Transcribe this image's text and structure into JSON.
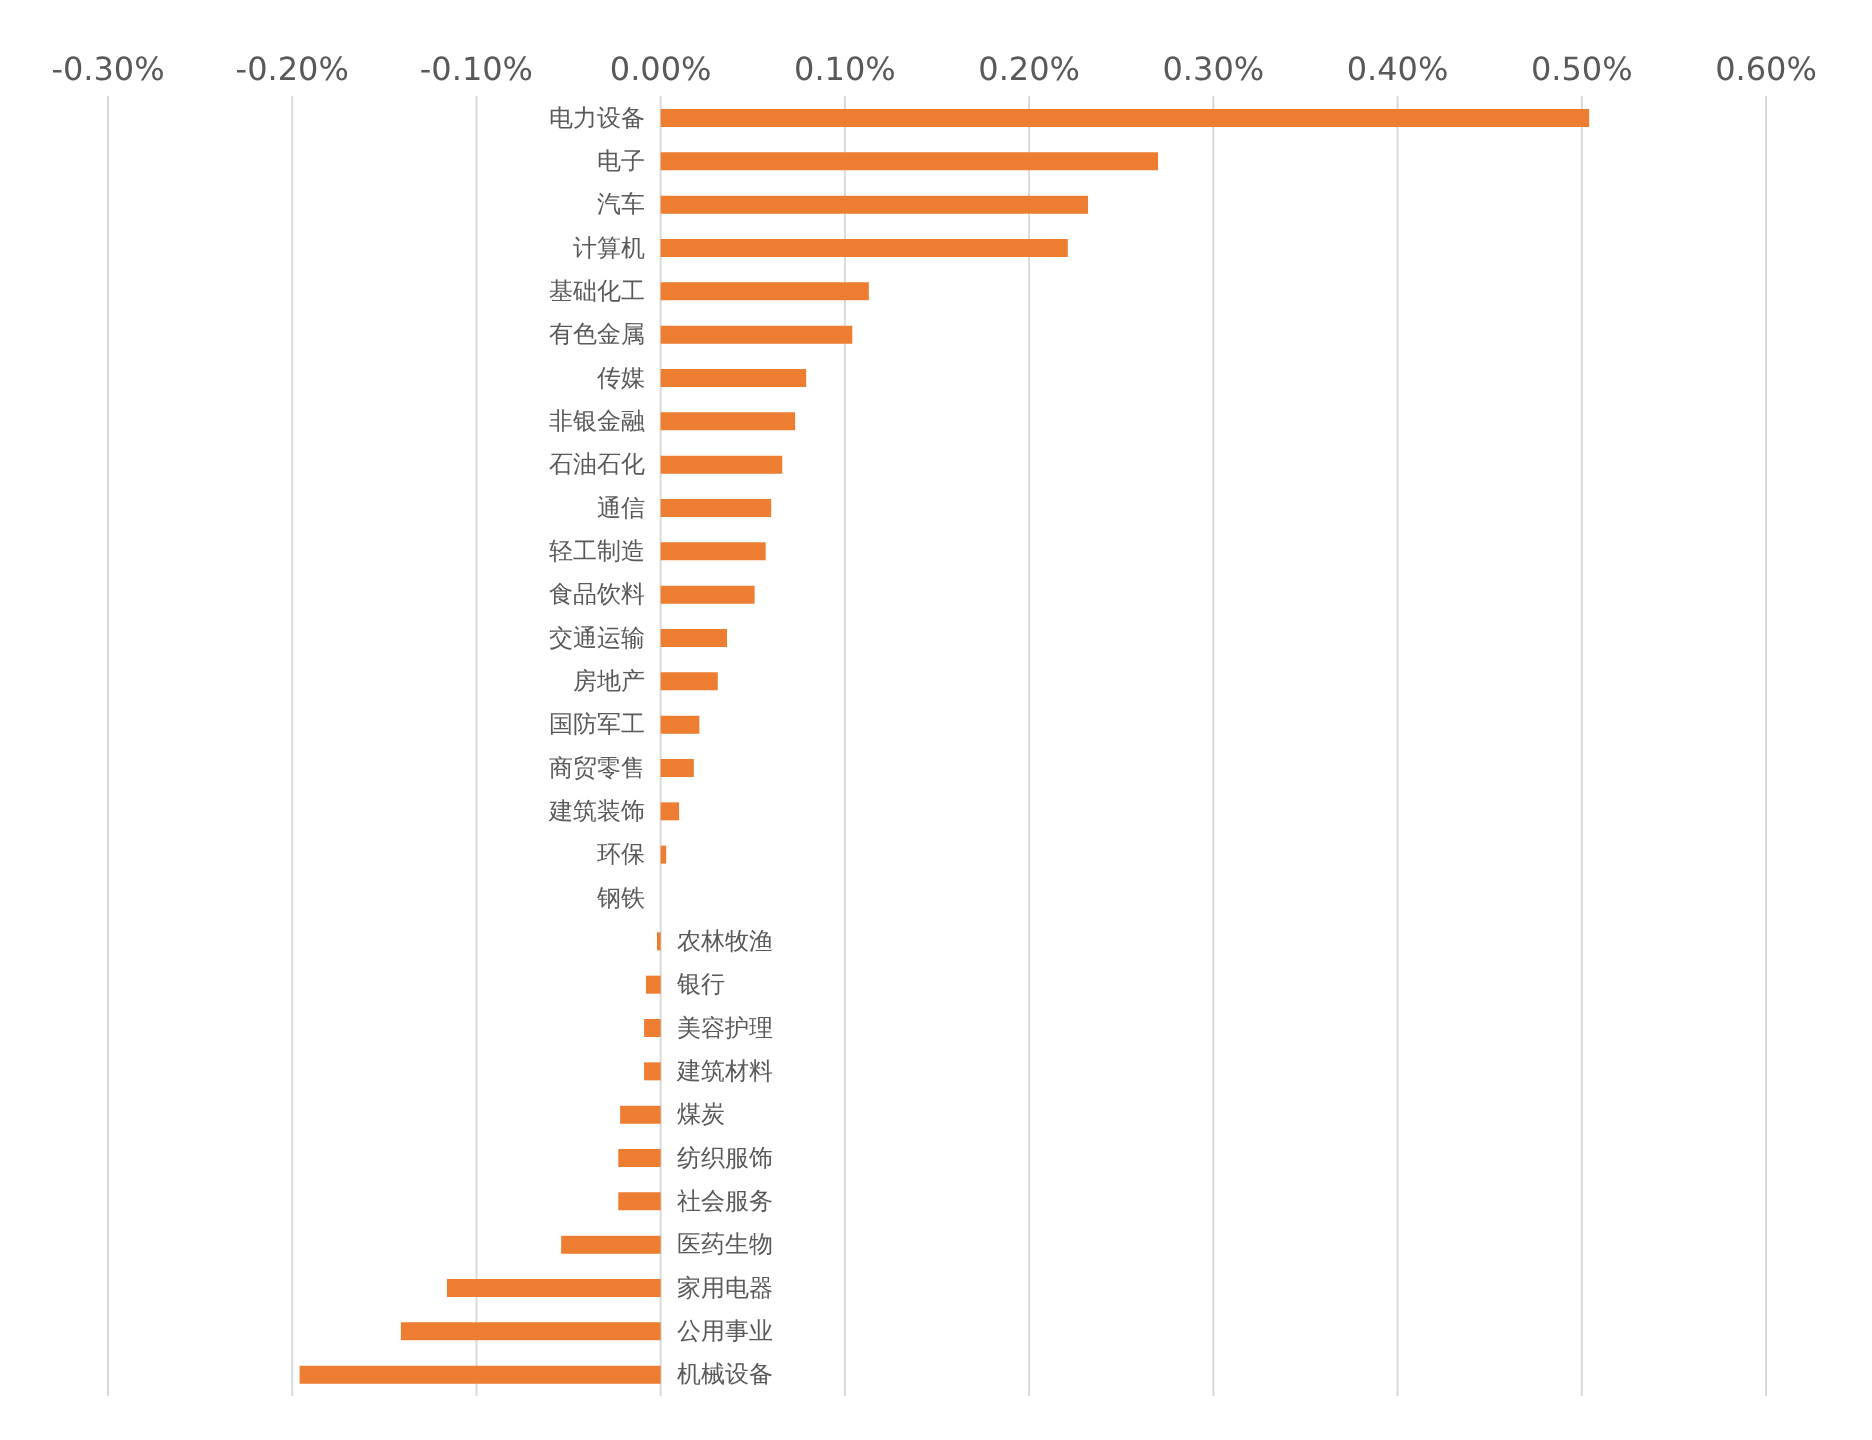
{
  "chart_data": {
    "type": "bar",
    "orientation": "horizontal",
    "categories": [
      "电力设备",
      "电子",
      "汽车",
      "计算机",
      "基础化工",
      "有色金属",
      "传媒",
      "非银金融",
      "石油石化",
      "通信",
      "轻工制造",
      "食品饮料",
      "交通运输",
      "房地产",
      "国防军工",
      "商贸零售",
      "建筑装饰",
      "环保",
      "钢铁",
      "农林牧渔",
      "银行",
      "美容护理",
      "建筑材料",
      "煤炭",
      "纺织服饰",
      "社会服务",
      "医药生物",
      "家用电器",
      "公用事业",
      "机械设备"
    ],
    "values": [
      0.504,
      0.27,
      0.232,
      0.221,
      0.113,
      0.104,
      0.079,
      0.073,
      0.066,
      0.06,
      0.057,
      0.051,
      0.036,
      0.031,
      0.021,
      0.018,
      0.01,
      0.003,
      0,
      -0.002,
      -0.008,
      -0.009,
      -0.009,
      -0.022,
      -0.023,
      -0.023,
      -0.054,
      -0.116,
      -0.141,
      -0.196
    ],
    "color": "#ed7d31",
    "xlim": [
      -0.3,
      0.6
    ],
    "xticks": [
      {
        "value": -0.3,
        "label": "-0.30%"
      },
      {
        "value": -0.2,
        "label": "-0.20%"
      },
      {
        "value": -0.1,
        "label": "-0.10%"
      },
      {
        "value": 0,
        "label": "0.00%"
      },
      {
        "value": 0.1,
        "label": "0.10%"
      },
      {
        "value": 0.2,
        "label": "0.20%"
      },
      {
        "value": 0.3,
        "label": "0.30%"
      },
      {
        "value": 0.4,
        "label": "0.40%"
      },
      {
        "value": 0.5,
        "label": "0.50%"
      },
      {
        "value": 0.6,
        "label": "0.60%"
      }
    ],
    "grid": "x"
  }
}
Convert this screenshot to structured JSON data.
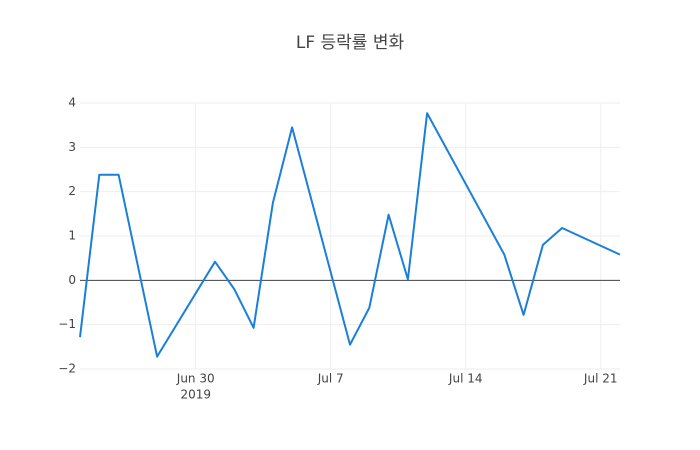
{
  "chart_data": {
    "type": "line",
    "title": "LF 등락률 변화",
    "x": [
      "2019-06-24",
      "2019-06-25",
      "2019-06-26",
      "2019-06-28",
      "2019-07-01",
      "2019-07-02",
      "2019-07-03",
      "2019-07-04",
      "2019-07-05",
      "2019-07-08",
      "2019-07-09",
      "2019-07-10",
      "2019-07-11",
      "2019-07-12",
      "2019-07-16",
      "2019-07-17",
      "2019-07-18",
      "2019-07-19",
      "2019-07-22"
    ],
    "series": [
      {
        "color": "#1a7fd9",
        "values": [
          -1.28,
          2.38,
          2.38,
          -1.72,
          0.42,
          -0.2,
          -1.07,
          1.75,
          3.45,
          -1.45,
          -0.62,
          1.48,
          0.02,
          3.77,
          0.58,
          -0.78,
          0.8,
          1.18,
          0.58
        ]
      }
    ],
    "xlim": [
      "2019-06-24",
      "2019-07-22"
    ],
    "xticks": [
      {
        "value": "2019-06-30",
        "label": "Jun 30"
      },
      {
        "value": "2019-07-07",
        "label": "Jul 7"
      },
      {
        "value": "2019-07-14",
        "label": "Jul 14"
      },
      {
        "value": "2019-07-21",
        "label": "Jul 21"
      }
    ],
    "x_year_label": "2019",
    "ylim": [
      -2,
      4
    ],
    "yticks": [
      {
        "value": -2,
        "label": "−2"
      },
      {
        "value": -1,
        "label": "−1"
      },
      0,
      1,
      2,
      3,
      4
    ],
    "grid": true,
    "zeroline": true
  }
}
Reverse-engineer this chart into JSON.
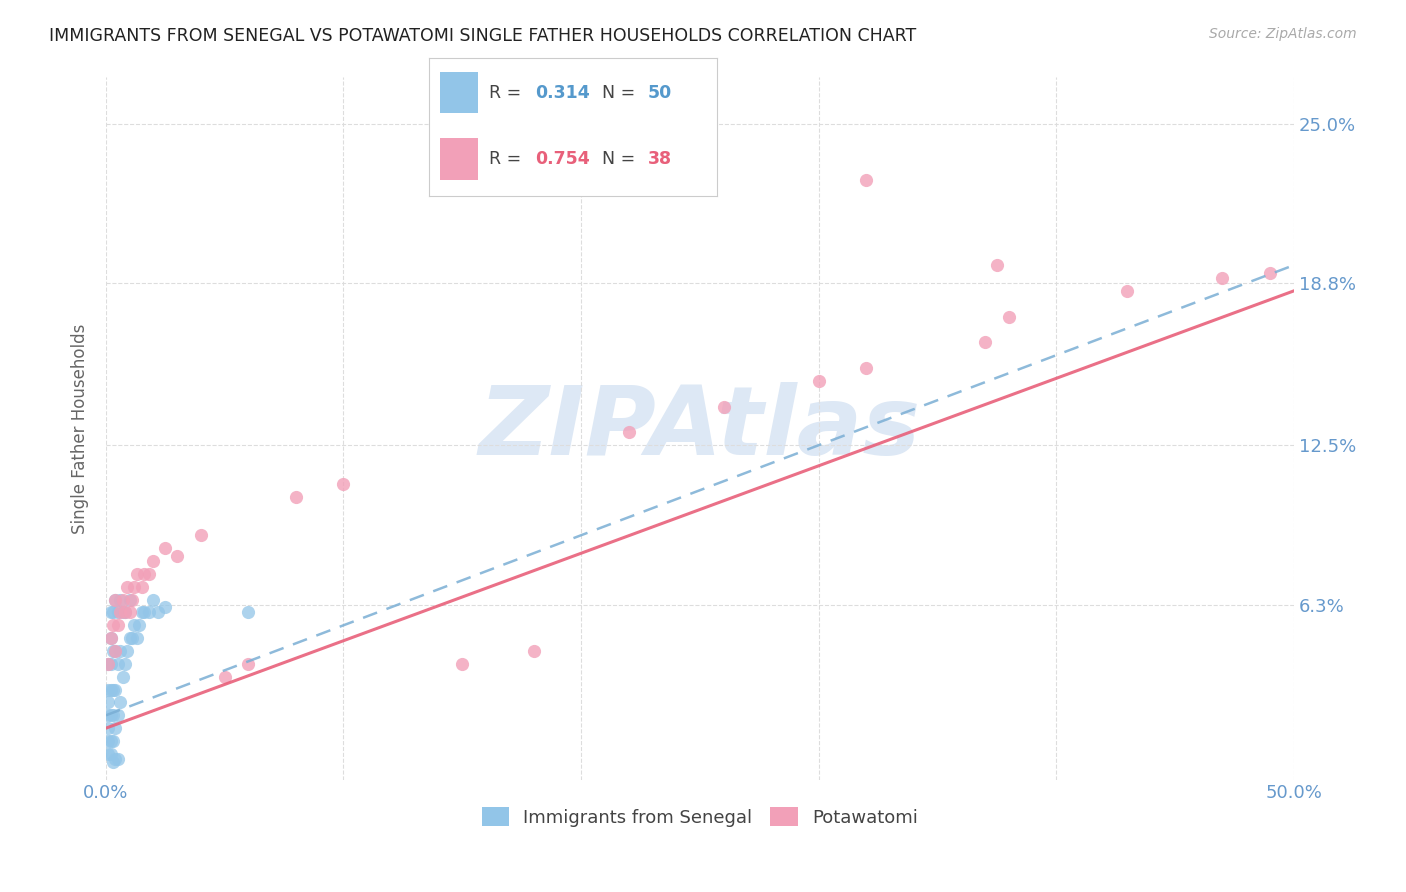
{
  "title": "IMMIGRANTS FROM SENEGAL VS POTAWATOMI SINGLE FATHER HOUSEHOLDS CORRELATION CHART",
  "source": "Source: ZipAtlas.com",
  "ylabel": "Single Father Households",
  "xlim": [
    0.0,
    0.5
  ],
  "ylim": [
    -0.005,
    0.268
  ],
  "ytick_vals": [
    0.063,
    0.125,
    0.188,
    0.25
  ],
  "ytick_labels": [
    "6.3%",
    "12.5%",
    "18.8%",
    "25.0%"
  ],
  "xtick_vals": [
    0.0,
    0.1,
    0.2,
    0.3,
    0.4,
    0.5
  ],
  "xtick_labels": [
    "0.0%",
    "",
    "",
    "",
    "",
    "50.0%"
  ],
  "legend_label1": "Immigrants from Senegal",
  "legend_label2": "Potawatomi",
  "R1": "0.314",
  "N1": "50",
  "R2": "0.754",
  "N2": "38",
  "color1": "#92c5e8",
  "color2": "#f2a0b8",
  "trendline1_color": "#7aaed4",
  "trendline2_color": "#e8607a",
  "watermark": "ZIPAtlas",
  "watermark_color": "#dde8f5",
  "background_color": "#ffffff",
  "title_color": "#222222",
  "axis_color": "#6699cc",
  "grid_color": "#dddddd",
  "senegal_x": [
    0.001,
    0.001,
    0.001,
    0.001,
    0.001,
    0.001,
    0.001,
    0.002,
    0.002,
    0.002,
    0.002,
    0.002,
    0.002,
    0.002,
    0.003,
    0.003,
    0.003,
    0.003,
    0.003,
    0.004,
    0.004,
    0.004,
    0.004,
    0.005,
    0.005,
    0.005,
    0.006,
    0.006,
    0.006,
    0.007,
    0.007,
    0.008,
    0.008,
    0.009,
    0.01,
    0.01,
    0.011,
    0.012,
    0.013,
    0.014,
    0.015,
    0.016,
    0.018,
    0.02,
    0.022,
    0.025,
    0.003,
    0.004,
    0.005,
    0.06
  ],
  "senegal_y": [
    0.005,
    0.01,
    0.015,
    0.02,
    0.025,
    0.03,
    0.04,
    0.005,
    0.01,
    0.02,
    0.03,
    0.04,
    0.05,
    0.06,
    0.01,
    0.02,
    0.03,
    0.045,
    0.06,
    0.015,
    0.03,
    0.045,
    0.065,
    0.02,
    0.04,
    0.06,
    0.025,
    0.045,
    0.065,
    0.035,
    0.06,
    0.04,
    0.06,
    0.045,
    0.05,
    0.065,
    0.05,
    0.055,
    0.05,
    0.055,
    0.06,
    0.06,
    0.06,
    0.065,
    0.06,
    0.062,
    0.002,
    0.003,
    0.003,
    0.06
  ],
  "potawatomi_x": [
    0.001,
    0.002,
    0.003,
    0.004,
    0.004,
    0.005,
    0.006,
    0.007,
    0.008,
    0.009,
    0.01,
    0.011,
    0.012,
    0.013,
    0.015,
    0.016,
    0.018,
    0.02,
    0.025,
    0.03,
    0.04,
    0.05,
    0.06,
    0.08,
    0.1,
    0.15,
    0.18,
    0.22,
    0.26,
    0.3,
    0.32,
    0.37,
    0.38,
    0.43,
    0.47,
    0.49,
    0.32,
    0.375
  ],
  "potawatomi_y": [
    0.04,
    0.05,
    0.055,
    0.045,
    0.065,
    0.055,
    0.06,
    0.065,
    0.06,
    0.07,
    0.06,
    0.065,
    0.07,
    0.075,
    0.07,
    0.075,
    0.075,
    0.08,
    0.085,
    0.082,
    0.09,
    0.035,
    0.04,
    0.105,
    0.11,
    0.04,
    0.045,
    0.13,
    0.14,
    0.15,
    0.155,
    0.165,
    0.175,
    0.185,
    0.19,
    0.192,
    0.228,
    0.195
  ],
  "trendline1_x": [
    0.0,
    0.5
  ],
  "trendline1_y": [
    0.02,
    0.195
  ],
  "trendline2_x": [
    0.0,
    0.5
  ],
  "trendline2_y": [
    0.015,
    0.185
  ]
}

What you will do →
Retype each line of the listing above word for word. Exclude the pictures.

Result for this exercise →
Transcribe this image's text and structure into JSON.
{
  "chart_data": {
    "type": "bar",
    "orientation": "horizontal",
    "categories": [
      "电力设备",
      "电子",
      "汽车",
      "计算机",
      "基础化工",
      "有色金属",
      "传媒",
      "非银金融",
      "石油石化",
      "通信",
      "轻工制造",
      "食品饮料",
      "交通运输",
      "房地产",
      "国防军工",
      "商贸零售",
      "建筑装饰",
      "环保",
      "钢铁",
      "农林牧渔",
      "银行",
      "美容护理",
      "建筑材料",
      "煤炭",
      "纺织服饰",
      "社会服务",
      "医药生物",
      "家用电器",
      "公用事业",
      "机械设备"
    ],
    "values": [
      0.504,
      0.27,
      0.232,
      0.221,
      0.113,
      0.104,
      0.079,
      0.073,
      0.066,
      0.06,
      0.057,
      0.051,
      0.036,
      0.031,
      0.021,
      0.018,
      0.01,
      0.003,
      0,
      -0.002,
      -0.008,
      -0.009,
      -0.009,
      -0.022,
      -0.023,
      -0.023,
      -0.054,
      -0.116,
      -0.141,
      -0.196
    ],
    "color": "#ed7d31",
    "xlim": [
      -0.3,
      0.6
    ],
    "xticks": [
      {
        "value": -0.3,
        "label": "-0.30%"
      },
      {
        "value": -0.2,
        "label": "-0.20%"
      },
      {
        "value": -0.1,
        "label": "-0.10%"
      },
      {
        "value": 0,
        "label": "0.00%"
      },
      {
        "value": 0.1,
        "label": "0.10%"
      },
      {
        "value": 0.2,
        "label": "0.20%"
      },
      {
        "value": 0.3,
        "label": "0.30%"
      },
      {
        "value": 0.4,
        "label": "0.40%"
      },
      {
        "value": 0.5,
        "label": "0.50%"
      },
      {
        "value": 0.6,
        "label": "0.60%"
      }
    ],
    "grid": "x"
  }
}
Convert this screenshot to structured JSON data.
{
  "chart_data": {
    "type": "line",
    "title": "LF 등락률 변화",
    "x": [
      "2019-06-24",
      "2019-06-25",
      "2019-06-26",
      "2019-06-28",
      "2019-07-01",
      "2019-07-02",
      "2019-07-03",
      "2019-07-04",
      "2019-07-05",
      "2019-07-08",
      "2019-07-09",
      "2019-07-10",
      "2019-07-11",
      "2019-07-12",
      "2019-07-16",
      "2019-07-17",
      "2019-07-18",
      "2019-07-19",
      "2019-07-22"
    ],
    "series": [
      {
        "color": "#1a7fd9",
        "values": [
          -1.28,
          2.38,
          2.38,
          -1.72,
          0.42,
          -0.2,
          -1.07,
          1.75,
          3.45,
          -1.45,
          -0.62,
          1.48,
          0.02,
          3.77,
          0.58,
          -0.78,
          0.8,
          1.18,
          0.58
        ]
      }
    ],
    "xlim": [
      "2019-06-24",
      "2019-07-22"
    ],
    "xticks": [
      {
        "value": "2019-06-30",
        "label": "Jun 30"
      },
      {
        "value": "2019-07-07",
        "label": "Jul 7"
      },
      {
        "value": "2019-07-14",
        "label": "Jul 14"
      },
      {
        "value": "2019-07-21",
        "label": "Jul 21"
      }
    ],
    "x_year_label": "2019",
    "ylim": [
      -2,
      4
    ],
    "yticks": [
      {
        "value": -2,
        "label": "−2"
      },
      {
        "value": -1,
        "label": "−1"
      },
      0,
      1,
      2,
      3,
      4
    ],
    "grid": true,
    "zeroline": true
  }
}
Reverse-engineer this chart into JSON.
{
  "title": "IMMIGRANTS FROM SENEGAL VS POTAWATOMI SINGLE FATHER HOUSEHOLDS CORRELATION CHART",
  "source": "Source: ZipAtlas.com",
  "ylabel": "Single Father Households",
  "xlim": [
    0.0,
    0.5
  ],
  "ylim": [
    -0.005,
    0.268
  ],
  "ytick_vals": [
    0.063,
    0.125,
    0.188,
    0.25
  ],
  "ytick_labels": [
    "6.3%",
    "12.5%",
    "18.8%",
    "25.0%"
  ],
  "xtick_vals": [
    0.0,
    0.1,
    0.2,
    0.3,
    0.4,
    0.5
  ],
  "xtick_labels": [
    "0.0%",
    "",
    "",
    "",
    "",
    "50.0%"
  ],
  "legend_label1": "Immigrants from Senegal",
  "legend_label2": "Potawatomi",
  "R1": "0.314",
  "N1": "50",
  "R2": "0.754",
  "N2": "38",
  "color1": "#92c5e8",
  "color2": "#f2a0b8",
  "trendline1_color": "#7aaed4",
  "trendline2_color": "#e8607a",
  "watermark": "ZIPAtlas",
  "watermark_color": "#dde8f5",
  "background_color": "#ffffff",
  "title_color": "#222222",
  "axis_color": "#6699cc",
  "grid_color": "#dddddd",
  "senegal_x": [
    0.001,
    0.001,
    0.001,
    0.001,
    0.001,
    0.001,
    0.001,
    0.002,
    0.002,
    0.002,
    0.002,
    0.002,
    0.002,
    0.002,
    0.003,
    0.003,
    0.003,
    0.003,
    0.003,
    0.004,
    0.004,
    0.004,
    0.004,
    0.005,
    0.005,
    0.005,
    0.006,
    0.006,
    0.006,
    0.007,
    0.007,
    0.008,
    0.008,
    0.009,
    0.01,
    0.01,
    0.011,
    0.012,
    0.013,
    0.014,
    0.015,
    0.016,
    0.018,
    0.02,
    0.022,
    0.025,
    0.003,
    0.004,
    0.005,
    0.06
  ],
  "senegal_y": [
    0.005,
    0.01,
    0.015,
    0.02,
    0.025,
    0.03,
    0.04,
    0.005,
    0.01,
    0.02,
    0.03,
    0.04,
    0.05,
    0.06,
    0.01,
    0.02,
    0.03,
    0.045,
    0.06,
    0.015,
    0.03,
    0.045,
    0.065,
    0.02,
    0.04,
    0.06,
    0.025,
    0.045,
    0.065,
    0.035,
    0.06,
    0.04,
    0.06,
    0.045,
    0.05,
    0.065,
    0.05,
    0.055,
    0.05,
    0.055,
    0.06,
    0.06,
    0.06,
    0.065,
    0.06,
    0.062,
    0.002,
    0.003,
    0.003,
    0.06
  ],
  "potawatomi_x": [
    0.001,
    0.002,
    0.003,
    0.004,
    0.004,
    0.005,
    0.006,
    0.007,
    0.008,
    0.009,
    0.01,
    0.011,
    0.012,
    0.013,
    0.015,
    0.016,
    0.018,
    0.02,
    0.025,
    0.03,
    0.04,
    0.05,
    0.06,
    0.08,
    0.1,
    0.15,
    0.18,
    0.22,
    0.26,
    0.3,
    0.32,
    0.37,
    0.38,
    0.43,
    0.47,
    0.49,
    0.32,
    0.375
  ],
  "potawatomi_y": [
    0.04,
    0.05,
    0.055,
    0.045,
    0.065,
    0.055,
    0.06,
    0.065,
    0.06,
    0.07,
    0.06,
    0.065,
    0.07,
    0.075,
    0.07,
    0.075,
    0.075,
    0.08,
    0.085,
    0.082,
    0.09,
    0.035,
    0.04,
    0.105,
    0.11,
    0.04,
    0.045,
    0.13,
    0.14,
    0.15,
    0.155,
    0.165,
    0.175,
    0.185,
    0.19,
    0.192,
    0.228,
    0.195
  ],
  "trendline1_x": [
    0.0,
    0.5
  ],
  "trendline1_y": [
    0.02,
    0.195
  ],
  "trendline2_x": [
    0.0,
    0.5
  ],
  "trendline2_y": [
    0.015,
    0.185
  ]
}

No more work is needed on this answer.